What to produce:
Would you transcribe the listing that follows, character for character, and omit its images?

Data entries:
■ ■ ■ ■
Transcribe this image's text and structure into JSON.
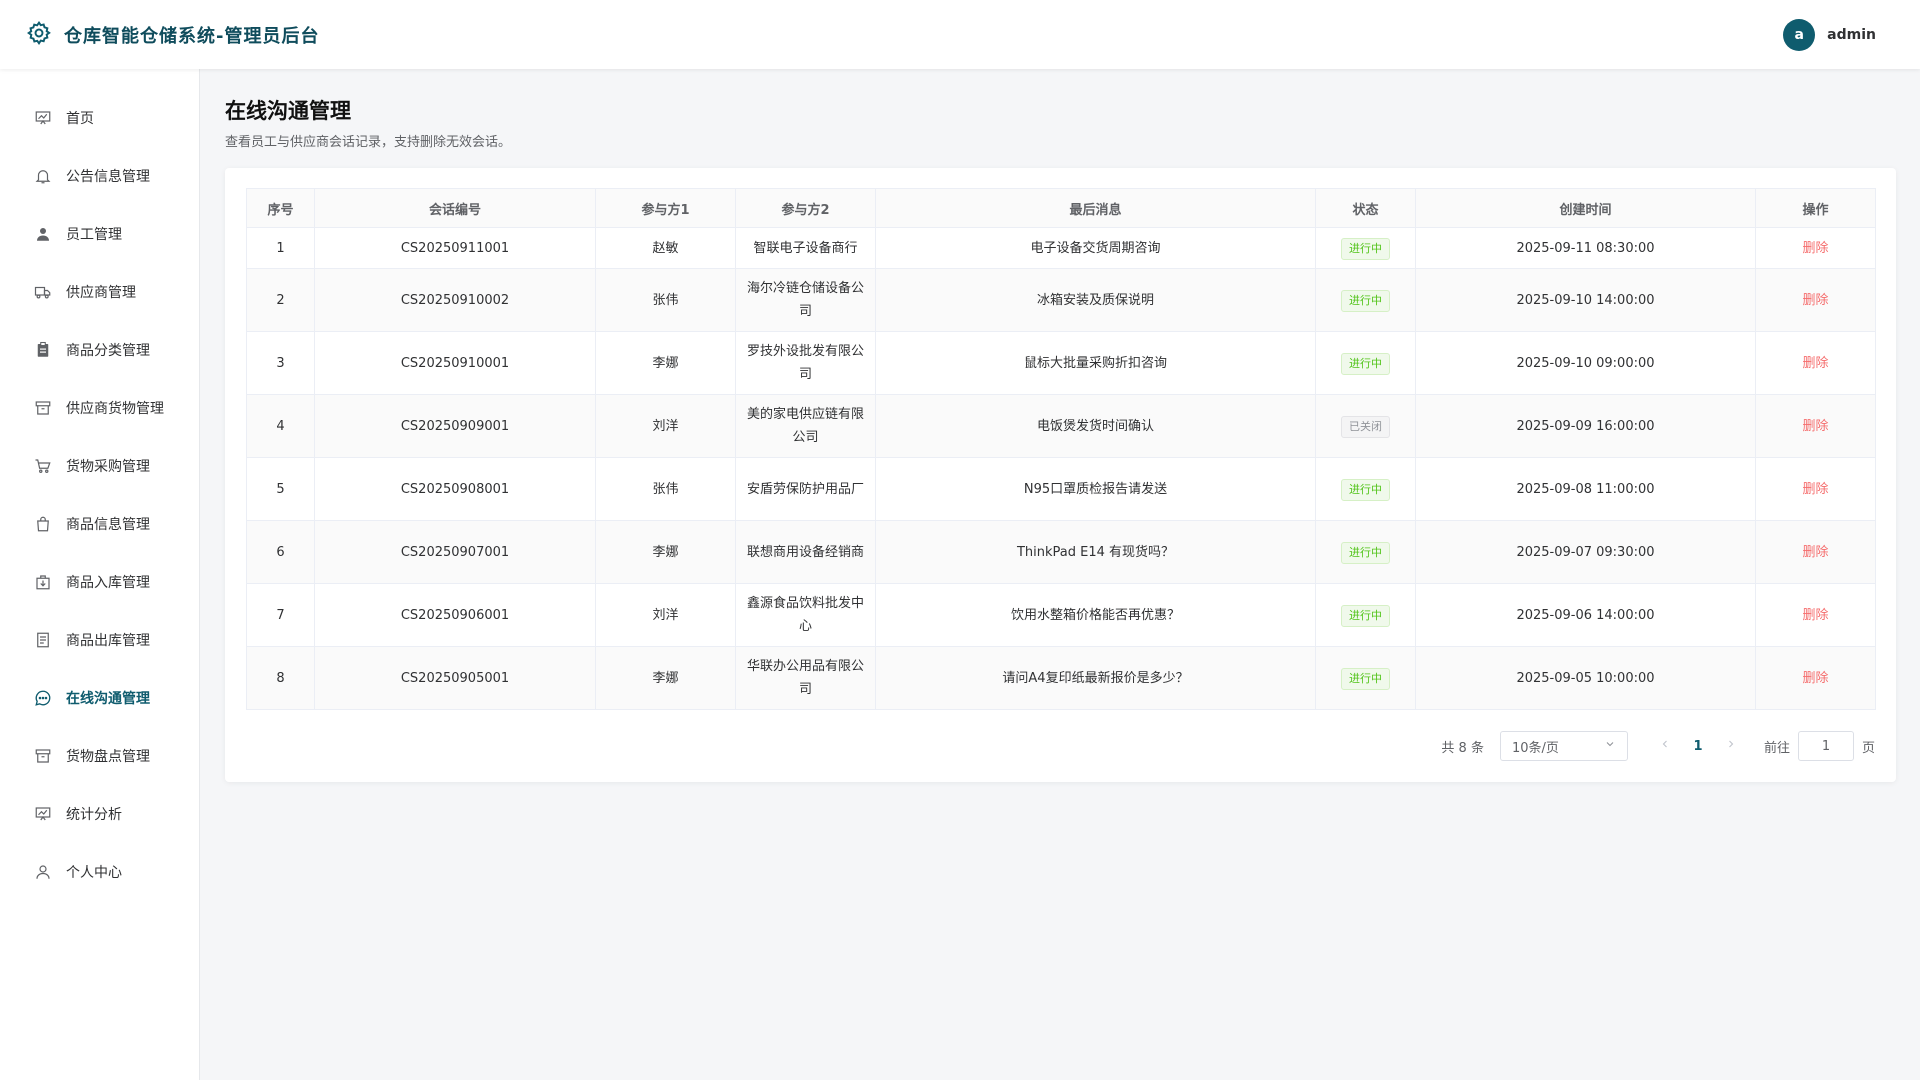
{
  "header": {
    "title": "仓库智能仓储系统-管理员后台",
    "avatar_letter": "a",
    "username": "admin"
  },
  "sidebar": {
    "items": [
      {
        "label": "首页",
        "icon": "chart-board-icon"
      },
      {
        "label": "公告信息管理",
        "icon": "bell-icon"
      },
      {
        "label": "员工管理",
        "icon": "user-filled-icon"
      },
      {
        "label": "供应商管理",
        "icon": "truck-icon"
      },
      {
        "label": "商品分类管理",
        "icon": "clipboard-icon"
      },
      {
        "label": "供应商货物管理",
        "icon": "box-icon"
      },
      {
        "label": "货物采购管理",
        "icon": "cart-icon"
      },
      {
        "label": "商品信息管理",
        "icon": "bag-icon"
      },
      {
        "label": "商品入库管理",
        "icon": "inbound-icon"
      },
      {
        "label": "商品出库管理",
        "icon": "document-icon"
      },
      {
        "label": "在线沟通管理",
        "icon": "chat-icon"
      },
      {
        "label": "货物盘点管理",
        "icon": "box-icon"
      },
      {
        "label": "统计分析",
        "icon": "chart-board-icon"
      },
      {
        "label": "个人中心",
        "icon": "user-icon"
      }
    ],
    "active_index": 10
  },
  "page": {
    "title": "在线沟通管理",
    "description": "查看员工与供应商会话记录，支持删除无效会话。"
  },
  "table": {
    "columns": [
      "序号",
      "会话编号",
      "参与方1",
      "参与方2",
      "最后消息",
      "状态",
      "创建时间",
      "操作"
    ],
    "rows": [
      {
        "no": "1",
        "code": "CS20250911001",
        "p1": "赵敏",
        "p2": "智联电子设备商行",
        "msg": "电子设备交货周期咨询",
        "status": "进行中",
        "time": "2025-09-11 08:30:00",
        "action": "删除"
      },
      {
        "no": "2",
        "code": "CS20250910002",
        "p1": "张伟",
        "p2": "海尔冷链仓储设备公司",
        "msg": "冰箱安装及质保说明",
        "status": "进行中",
        "time": "2025-09-10 14:00:00",
        "action": "删除"
      },
      {
        "no": "3",
        "code": "CS20250910001",
        "p1": "李娜",
        "p2": "罗技外设批发有限公司",
        "msg": "鼠标大批量采购折扣咨询",
        "status": "进行中",
        "time": "2025-09-10 09:00:00",
        "action": "删除"
      },
      {
        "no": "4",
        "code": "CS20250909001",
        "p1": "刘洋",
        "p2": "美的家电供应链有限公司",
        "msg": "电饭煲发货时间确认",
        "status": "已关闭",
        "time": "2025-09-09 16:00:00",
        "action": "删除"
      },
      {
        "no": "5",
        "code": "CS20250908001",
        "p1": "张伟",
        "p2": "安盾劳保防护用品厂",
        "msg": "N95口罩质检报告请发送",
        "status": "进行中",
        "time": "2025-09-08 11:00:00",
        "action": "删除"
      },
      {
        "no": "6",
        "code": "CS20250907001",
        "p1": "李娜",
        "p2": "联想商用设备经销商",
        "msg": "ThinkPad E14 有现货吗？",
        "status": "进行中",
        "time": "2025-09-07 09:30:00",
        "action": "删除"
      },
      {
        "no": "7",
        "code": "CS20250906001",
        "p1": "刘洋",
        "p2": "鑫源食品饮料批发中心",
        "msg": "饮用水整箱价格能否再优惠？",
        "status": "进行中",
        "time": "2025-09-06 14:00:00",
        "action": "删除"
      },
      {
        "no": "8",
        "code": "CS20250905001",
        "p1": "李娜",
        "p2": "华联办公用品有限公司",
        "msg": "请问A4复印纸最新报价是多少？",
        "status": "进行中",
        "time": "2025-09-05 10:00:00",
        "action": "删除"
      }
    ]
  },
  "pagination": {
    "total": "共 8 条",
    "page_size": "10条/页",
    "current": "1",
    "goto_label": "前往",
    "goto_value": "1",
    "goto_suffix": "页"
  },
  "colors": {
    "primary": "#0f5c6e",
    "danger": "#f56c6c",
    "success": "#52c41a"
  }
}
■ ■ ■ ■
Problem solution:
Transcribe this image's text and structure into JSON.
{
  "header": {
    "title": "仓库智能仓储系统-管理员后台",
    "avatar_letter": "a",
    "username": "admin"
  },
  "sidebar": {
    "items": [
      {
        "label": "首页",
        "icon": "chart-board-icon"
      },
      {
        "label": "公告信息管理",
        "icon": "bell-icon"
      },
      {
        "label": "员工管理",
        "icon": "user-filled-icon"
      },
      {
        "label": "供应商管理",
        "icon": "truck-icon"
      },
      {
        "label": "商品分类管理",
        "icon": "clipboard-icon"
      },
      {
        "label": "供应商货物管理",
        "icon": "box-icon"
      },
      {
        "label": "货物采购管理",
        "icon": "cart-icon"
      },
      {
        "label": "商品信息管理",
        "icon": "bag-icon"
      },
      {
        "label": "商品入库管理",
        "icon": "inbound-icon"
      },
      {
        "label": "商品出库管理",
        "icon": "document-icon"
      },
      {
        "label": "在线沟通管理",
        "icon": "chat-icon"
      },
      {
        "label": "货物盘点管理",
        "icon": "box-icon"
      },
      {
        "label": "统计分析",
        "icon": "chart-board-icon"
      },
      {
        "label": "个人中心",
        "icon": "user-icon"
      }
    ],
    "active_index": 10
  },
  "page": {
    "title": "在线沟通管理",
    "description": "查看员工与供应商会话记录，支持删除无效会话。"
  },
  "table": {
    "columns": [
      "序号",
      "会话编号",
      "参与方1",
      "参与方2",
      "最后消息",
      "状态",
      "创建时间",
      "操作"
    ],
    "rows": [
      {
        "no": "1",
        "code": "CS20250911001",
        "p1": "赵敏",
        "p2": "智联电子设备商行",
        "msg": "电子设备交货周期咨询",
        "status": "进行中",
        "time": "2025-09-11 08:30:00",
        "action": "删除"
      },
      {
        "no": "2",
        "code": "CS20250910002",
        "p1": "张伟",
        "p2": "海尔冷链仓储设备公司",
        "msg": "冰箱安装及质保说明",
        "status": "进行中",
        "time": "2025-09-10 14:00:00",
        "action": "删除"
      },
      {
        "no": "3",
        "code": "CS20250910001",
        "p1": "李娜",
        "p2": "罗技外设批发有限公司",
        "msg": "鼠标大批量采购折扣咨询",
        "status": "进行中",
        "time": "2025-09-10 09:00:00",
        "action": "删除"
      },
      {
        "no": "4",
        "code": "CS20250909001",
        "p1": "刘洋",
        "p2": "美的家电供应链有限公司",
        "msg": "电饭煲发货时间确认",
        "status": "已关闭",
        "time": "2025-09-09 16:00:00",
        "action": "删除"
      },
      {
        "no": "5",
        "code": "CS20250908001",
        "p1": "张伟",
        "p2": "安盾劳保防护用品厂",
        "msg": "N95口罩质检报告请发送",
        "status": "进行中",
        "time": "2025-09-08 11:00:00",
        "action": "删除"
      },
      {
        "no": "6",
        "code": "CS20250907001",
        "p1": "李娜",
        "p2": "联想商用设备经销商",
        "msg": "ThinkPad E14 有现货吗？",
        "status": "进行中",
        "time": "2025-09-07 09:30:00",
        "action": "删除"
      },
      {
        "no": "7",
        "code": "CS20250906001",
        "p1": "刘洋",
        "p2": "鑫源食品饮料批发中心",
        "msg": "饮用水整箱价格能否再优惠？",
        "status": "进行中",
        "time": "2025-09-06 14:00:00",
        "action": "删除"
      },
      {
        "no": "8",
        "code": "CS20250905001",
        "p1": "李娜",
        "p2": "华联办公用品有限公司",
        "msg": "请问A4复印纸最新报价是多少？",
        "status": "进行中",
        "time": "2025-09-05 10:00:00",
        "action": "删除"
      }
    ]
  },
  "pagination": {
    "total": "共 8 条",
    "page_size": "10条/页",
    "current": "1",
    "goto_label": "前往",
    "goto_value": "1",
    "goto_suffix": "页"
  },
  "colors": {
    "primary": "#0f5c6e",
    "danger": "#f56c6c",
    "success": "#52c41a"
  }
}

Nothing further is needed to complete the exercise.